Material for this exercise:
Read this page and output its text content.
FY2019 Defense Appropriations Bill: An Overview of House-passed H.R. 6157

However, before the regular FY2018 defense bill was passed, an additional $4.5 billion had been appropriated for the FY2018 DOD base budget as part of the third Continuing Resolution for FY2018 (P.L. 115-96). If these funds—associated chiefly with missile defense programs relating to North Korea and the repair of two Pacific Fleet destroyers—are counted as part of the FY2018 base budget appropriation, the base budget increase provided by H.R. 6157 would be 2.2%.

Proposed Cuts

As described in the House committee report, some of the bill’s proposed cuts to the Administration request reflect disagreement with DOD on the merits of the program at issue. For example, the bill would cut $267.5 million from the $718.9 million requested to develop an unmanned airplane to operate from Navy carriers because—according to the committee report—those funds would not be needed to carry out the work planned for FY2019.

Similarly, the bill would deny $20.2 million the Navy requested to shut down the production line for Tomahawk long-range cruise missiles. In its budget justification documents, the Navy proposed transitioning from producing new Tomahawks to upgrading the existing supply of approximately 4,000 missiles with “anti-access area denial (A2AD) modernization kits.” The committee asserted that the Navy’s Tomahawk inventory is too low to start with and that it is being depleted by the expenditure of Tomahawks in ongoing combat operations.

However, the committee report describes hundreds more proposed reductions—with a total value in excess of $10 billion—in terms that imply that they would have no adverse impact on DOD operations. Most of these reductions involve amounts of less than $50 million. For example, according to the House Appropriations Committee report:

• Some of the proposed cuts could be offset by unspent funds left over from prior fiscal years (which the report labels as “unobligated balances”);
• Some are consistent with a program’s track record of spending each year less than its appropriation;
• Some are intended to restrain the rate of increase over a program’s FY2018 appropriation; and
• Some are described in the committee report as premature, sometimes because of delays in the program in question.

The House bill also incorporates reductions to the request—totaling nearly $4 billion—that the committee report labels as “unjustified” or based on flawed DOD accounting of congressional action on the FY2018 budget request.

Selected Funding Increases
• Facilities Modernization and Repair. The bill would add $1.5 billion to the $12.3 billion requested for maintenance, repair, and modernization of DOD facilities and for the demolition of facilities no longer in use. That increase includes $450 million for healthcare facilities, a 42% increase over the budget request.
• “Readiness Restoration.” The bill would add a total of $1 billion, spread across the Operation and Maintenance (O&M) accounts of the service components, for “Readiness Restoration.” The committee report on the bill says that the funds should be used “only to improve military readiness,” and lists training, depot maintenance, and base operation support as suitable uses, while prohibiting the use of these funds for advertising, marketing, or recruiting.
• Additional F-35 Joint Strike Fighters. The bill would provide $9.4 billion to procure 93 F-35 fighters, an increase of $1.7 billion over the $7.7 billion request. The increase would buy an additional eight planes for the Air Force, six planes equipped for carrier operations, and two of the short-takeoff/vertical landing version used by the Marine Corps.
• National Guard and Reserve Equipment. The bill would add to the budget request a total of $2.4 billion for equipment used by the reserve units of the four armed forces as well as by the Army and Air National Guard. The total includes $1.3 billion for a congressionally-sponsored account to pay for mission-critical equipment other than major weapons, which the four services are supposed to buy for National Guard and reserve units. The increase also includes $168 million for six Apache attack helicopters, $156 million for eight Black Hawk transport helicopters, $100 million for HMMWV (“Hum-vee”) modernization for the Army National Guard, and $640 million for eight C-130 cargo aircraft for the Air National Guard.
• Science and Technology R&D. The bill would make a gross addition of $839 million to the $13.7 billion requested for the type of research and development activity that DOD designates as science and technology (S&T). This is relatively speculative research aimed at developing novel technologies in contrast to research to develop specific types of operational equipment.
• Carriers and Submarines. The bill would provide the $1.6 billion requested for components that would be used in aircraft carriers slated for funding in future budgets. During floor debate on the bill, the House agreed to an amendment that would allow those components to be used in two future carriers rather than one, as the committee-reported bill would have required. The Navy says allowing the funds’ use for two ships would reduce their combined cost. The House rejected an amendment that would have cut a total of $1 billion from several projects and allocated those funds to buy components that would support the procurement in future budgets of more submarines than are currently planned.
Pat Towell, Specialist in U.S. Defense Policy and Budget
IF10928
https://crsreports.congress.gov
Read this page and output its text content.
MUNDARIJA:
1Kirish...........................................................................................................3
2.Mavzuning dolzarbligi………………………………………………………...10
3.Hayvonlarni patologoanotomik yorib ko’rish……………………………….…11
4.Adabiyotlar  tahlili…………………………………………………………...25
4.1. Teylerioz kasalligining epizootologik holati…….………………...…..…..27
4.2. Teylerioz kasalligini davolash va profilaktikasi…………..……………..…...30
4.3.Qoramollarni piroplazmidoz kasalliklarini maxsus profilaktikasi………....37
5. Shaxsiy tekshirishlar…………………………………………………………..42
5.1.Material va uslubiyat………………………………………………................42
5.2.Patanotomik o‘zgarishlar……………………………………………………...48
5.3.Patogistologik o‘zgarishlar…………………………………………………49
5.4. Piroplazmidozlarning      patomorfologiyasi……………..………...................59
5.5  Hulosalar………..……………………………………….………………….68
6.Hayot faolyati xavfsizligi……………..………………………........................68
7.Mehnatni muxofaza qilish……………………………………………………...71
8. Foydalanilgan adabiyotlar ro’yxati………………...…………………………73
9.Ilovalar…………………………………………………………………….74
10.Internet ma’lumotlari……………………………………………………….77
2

The exercise: Filter out all lines lacking the word "zgarishlar" and copy the rest.

Solution for this exercise:
5.2.Patanotomik o‘zgarishlar……………………………………………………...48
5.3.Patogistologik o‘zgarishlar…………………………………………………49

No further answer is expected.